**EXERCISE INPUTS**
§

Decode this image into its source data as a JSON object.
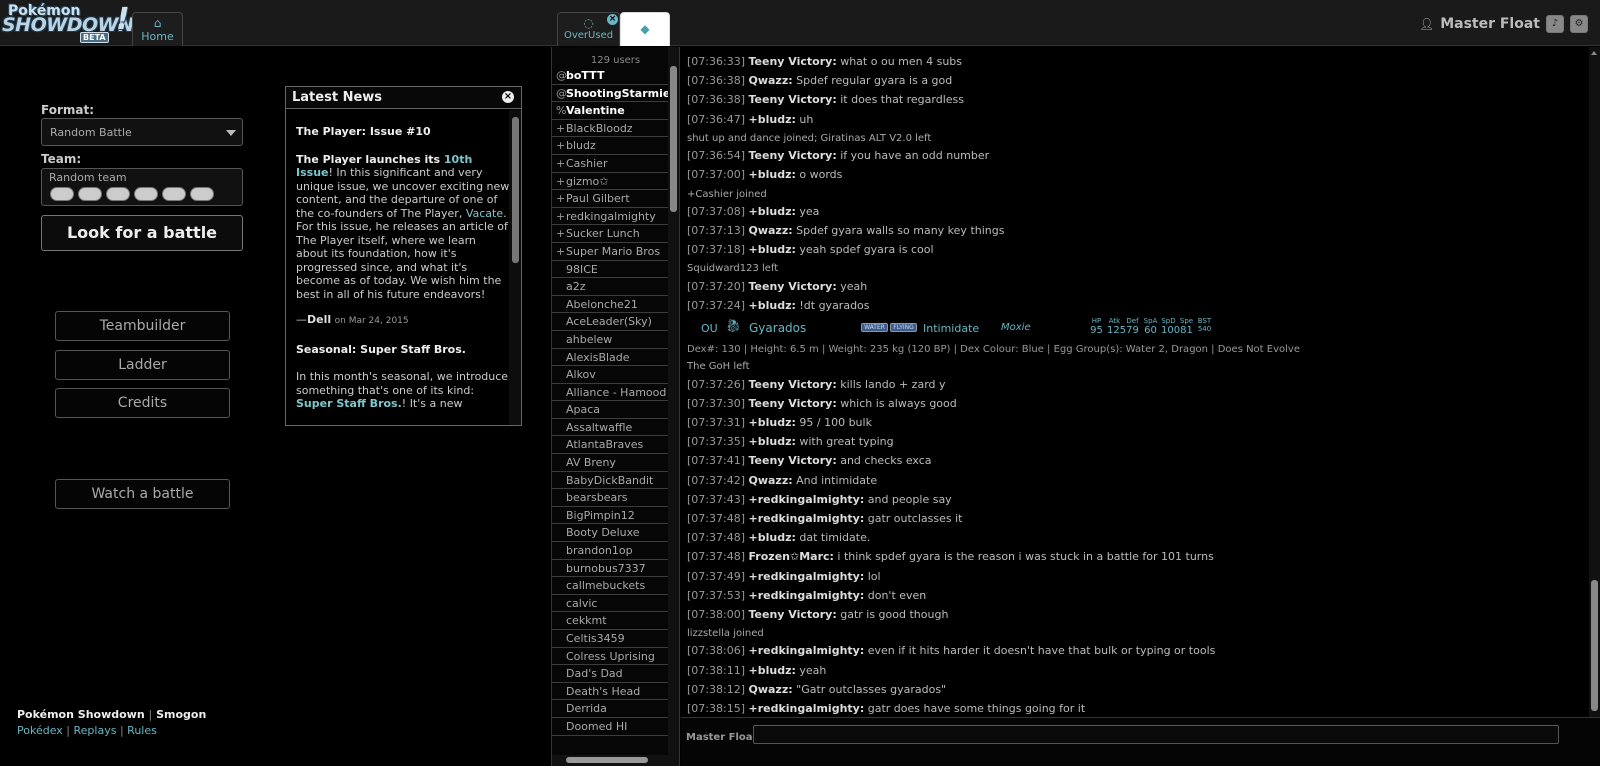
{
  "header": {
    "logo": {
      "line1": "Pokémon",
      "line2": "SHOWDOWN",
      "beta": "BETA",
      "bang": "!"
    },
    "tabs": [
      {
        "icon": "home-icon",
        "label": "Home"
      },
      {
        "icon": "chat-bubble-icon",
        "label": "OverUsed"
      },
      {
        "icon": "diamond-icon",
        "label": ""
      }
    ],
    "username": "Master Float"
  },
  "mainmenu": {
    "format_label": "Format:",
    "format_value": "Random Battle",
    "team_label": "Team:",
    "team_value": "Random team",
    "look_battle": "Look for a battle",
    "buttons": [
      "Teambuilder",
      "Ladder",
      "Credits"
    ],
    "watch": "Watch a battle"
  },
  "news": {
    "title": "Latest News",
    "item1_title": "The Player: Issue #10",
    "item1_p1": "The Player launches its ",
    "item1_link1": "10th Issue",
    "item1_p2": "! In this significant and very unique issue, we uncover exciting new content, and the departure of one of the co-founders of The Player, ",
    "item1_link2": "Vacate",
    "item1_p3": ". For this issue, he releases an article of The Player itself, where we learn about its foundation, how it's progressed since, and what it's become as of today. We wish him the best in all of his future endeavors!",
    "item1_author": "Dell",
    "item1_date": "on Mar 24, 2015",
    "item2_title": "Seasonal: Super Staff Bros.",
    "item2_p1": "In this month's seasonal, we introduce something that's one of its kind: ",
    "item2_link": "Super Staff Bros.",
    "item2_p2": "! It's a new"
  },
  "footer": {
    "site": "Pokémon Showdown",
    "smogon": "Smogon",
    "links": [
      "Pokédex",
      "Replays",
      "Rules"
    ]
  },
  "userlist": {
    "count": "129 users",
    "users": [
      {
        "g": "@",
        "n": "boTTT",
        "auth": true
      },
      {
        "g": "@",
        "n": "ShootingStarmie",
        "auth": true
      },
      {
        "g": "%",
        "n": "Valentine",
        "auth": true
      },
      {
        "g": "+",
        "n": "BlackBloodz",
        "auth": false
      },
      {
        "g": "+",
        "n": "bludz",
        "auth": false
      },
      {
        "g": "+",
        "n": "Cashier",
        "auth": false
      },
      {
        "g": "+",
        "n": "gizmo✩",
        "auth": false
      },
      {
        "g": "+",
        "n": "Paul Gilbert",
        "auth": false
      },
      {
        "g": "+",
        "n": "redkingalmighty",
        "auth": false
      },
      {
        "g": "+",
        "n": "Sucker Lunch",
        "auth": false
      },
      {
        "g": "+",
        "n": "Super Mario Bros",
        "auth": false
      },
      {
        "g": "",
        "n": "98ICE",
        "auth": false
      },
      {
        "g": "",
        "n": "a2z",
        "auth": false
      },
      {
        "g": "",
        "n": "Abelonche21",
        "auth": false
      },
      {
        "g": "",
        "n": "AceLeader(Sky)",
        "auth": false
      },
      {
        "g": "",
        "n": "ahbelew",
        "auth": false
      },
      {
        "g": "",
        "n": "AlexisBlade",
        "auth": false
      },
      {
        "g": "",
        "n": "Alkov",
        "auth": false
      },
      {
        "g": "",
        "n": "Alliance - Hamood",
        "auth": false
      },
      {
        "g": "",
        "n": "Apaca",
        "auth": false
      },
      {
        "g": "",
        "n": "Assaltwaffle",
        "auth": false
      },
      {
        "g": "",
        "n": "AtlantaBraves",
        "auth": false
      },
      {
        "g": "",
        "n": "AV Breny",
        "auth": false
      },
      {
        "g": "",
        "n": "BabyDickBandit",
        "auth": false
      },
      {
        "g": "",
        "n": "bearsbears",
        "auth": false
      },
      {
        "g": "",
        "n": "BigPimpin12",
        "auth": false
      },
      {
        "g": "",
        "n": "Booty Deluxe",
        "auth": false
      },
      {
        "g": "",
        "n": "brandon1op",
        "auth": false
      },
      {
        "g": "",
        "n": "burnobus7337",
        "auth": false
      },
      {
        "g": "",
        "n": "callmebuckets",
        "auth": false
      },
      {
        "g": "",
        "n": "calvic",
        "auth": false
      },
      {
        "g": "",
        "n": "cekkmt",
        "auth": false
      },
      {
        "g": "",
        "n": "Celtis3459",
        "auth": false
      },
      {
        "g": "",
        "n": "Colress Uprising",
        "auth": false
      },
      {
        "g": "",
        "n": "Dad's Dad",
        "auth": false
      },
      {
        "g": "",
        "n": "Death's Head",
        "auth": false
      },
      {
        "g": "",
        "n": "Derrida",
        "auth": false
      },
      {
        "g": "",
        "n": "Doomed HI",
        "auth": false
      }
    ]
  },
  "chat": {
    "lines": [
      {
        "t": "msg",
        "ts": "[07:36:33]",
        "u": "Teeny Victory:",
        "m": "what o ou men 4 subs"
      },
      {
        "t": "msg",
        "ts": "[07:36:38]",
        "u": "Qwazz:",
        "m": "Spdef regular gyara is a god"
      },
      {
        "t": "msg",
        "ts": "[07:36:38]",
        "u": "Teeny Victory:",
        "m": "it does that regardless"
      },
      {
        "t": "msg",
        "ts": "[07:36:47]",
        "u": "+bludz:",
        "m": "uh"
      },
      {
        "t": "note",
        "m": "shut up and dance joined; Giratinas ALT V2.0 left"
      },
      {
        "t": "msg",
        "ts": "[07:36:54]",
        "u": "Teeny Victory:",
        "m": "if you have an odd number"
      },
      {
        "t": "msg",
        "ts": "[07:37:00]",
        "u": "+bludz:",
        "m": "o words"
      },
      {
        "t": "note",
        "m": "+Cashier joined"
      },
      {
        "t": "msg",
        "ts": "[07:37:08]",
        "u": "+bludz:",
        "m": "yea"
      },
      {
        "t": "msg",
        "ts": "[07:37:13]",
        "u": "Qwazz:",
        "m": "Spdef gyara walls so many key things"
      },
      {
        "t": "msg",
        "ts": "[07:37:18]",
        "u": "+bludz:",
        "m": "yeah spdef gyara is cool"
      },
      {
        "t": "note",
        "m": "Squidward123 left"
      },
      {
        "t": "msg",
        "ts": "[07:37:20]",
        "u": "Teeny Victory:",
        "m": "yeah"
      },
      {
        "t": "msg",
        "ts": "[07:37:24]",
        "u": "+bludz:",
        "m": "!dt gyarados"
      }
    ],
    "dex": {
      "tier": "OU",
      "name": "Gyarados",
      "types": [
        "WATER",
        "FLYING"
      ],
      "ability": "Intimidate",
      "hidden_ability": "Moxie",
      "stat_heads": [
        "HP",
        "Atk",
        "Def",
        "SpA",
        "SpD",
        "Spe",
        "BST"
      ],
      "stat_vals": [
        "95",
        "125",
        "79",
        "60",
        "100",
        "81",
        "540"
      ],
      "info": "Dex#: 130 | Height: 6.5 m | Weight: 235 kg (120 BP) | Dex Colour: Blue | Egg Group(s): Water 2, Dragon | Does Not Evolve"
    },
    "lines2": [
      {
        "t": "note",
        "m": "The GoH left"
      },
      {
        "t": "msg",
        "ts": "[07:37:26]",
        "u": "Teeny Victory:",
        "m": "kills lando + zard y"
      },
      {
        "t": "msg",
        "ts": "[07:37:30]",
        "u": "Teeny Victory:",
        "m": "which is always good"
      },
      {
        "t": "msg",
        "ts": "[07:37:31]",
        "u": "+bludz:",
        "m": "95 / 100 bulk"
      },
      {
        "t": "msg",
        "ts": "[07:37:35]",
        "u": "+bludz:",
        "m": "with great typing"
      },
      {
        "t": "msg",
        "ts": "[07:37:41]",
        "u": "Teeny Victory:",
        "m": "and checks exca"
      },
      {
        "t": "msg",
        "ts": "[07:37:42]",
        "u": "Qwazz:",
        "m": "And intimidate"
      },
      {
        "t": "msg",
        "ts": "[07:37:43]",
        "u": "+redkingalmighty:",
        "m": "and people say"
      },
      {
        "t": "msg",
        "ts": "[07:37:48]",
        "u": "+redkingalmighty:",
        "m": "gatr outclasses it"
      },
      {
        "t": "msg",
        "ts": "[07:37:48]",
        "u": "+bludz:",
        "m": "dat timidate."
      },
      {
        "t": "msg",
        "ts": "[07:37:48]",
        "u": "Frozen✩Marc:",
        "m": "i think spdef gyara is the reason i was stuck in a battle for 101 turns"
      },
      {
        "t": "msg",
        "ts": "[07:37:49]",
        "u": "+redkingalmighty:",
        "m": "lol"
      },
      {
        "t": "msg",
        "ts": "[07:37:53]",
        "u": "+redkingalmighty:",
        "m": "don't even"
      },
      {
        "t": "msg",
        "ts": "[07:38:00]",
        "u": "Teeny Victory:",
        "m": "gatr is good though"
      },
      {
        "t": "note",
        "m": "lizzstella joined"
      },
      {
        "t": "msg",
        "ts": "[07:38:06]",
        "u": "+redkingalmighty:",
        "m": "even if it hits harder it doesn't have that bulk or typing or tools"
      },
      {
        "t": "msg",
        "ts": "[07:38:11]",
        "u": "+bludz:",
        "m": "yeah"
      },
      {
        "t": "msg",
        "ts": "[07:38:12]",
        "u": "Qwazz:",
        "m": "\"Gatr outclasses gyarados\""
      },
      {
        "t": "msg",
        "ts": "[07:38:15]",
        "u": "+redkingalmighty:",
        "m": "gatr does have some things going for it"
      }
    ],
    "input_name": "Master Floa",
    "input_value": ""
  }
}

§

**WORK REQUIRED**
Locate each line containing the string "that" and show it.

**RESPONSE TO THE EXERCISE**
    "item2_p1": "In this month's seasonal, we introduce something that's one of its kind: ",
        "m": "it does that regardless"
        "m": "even if it hits harder it doesn't have that bulk or typing or tools"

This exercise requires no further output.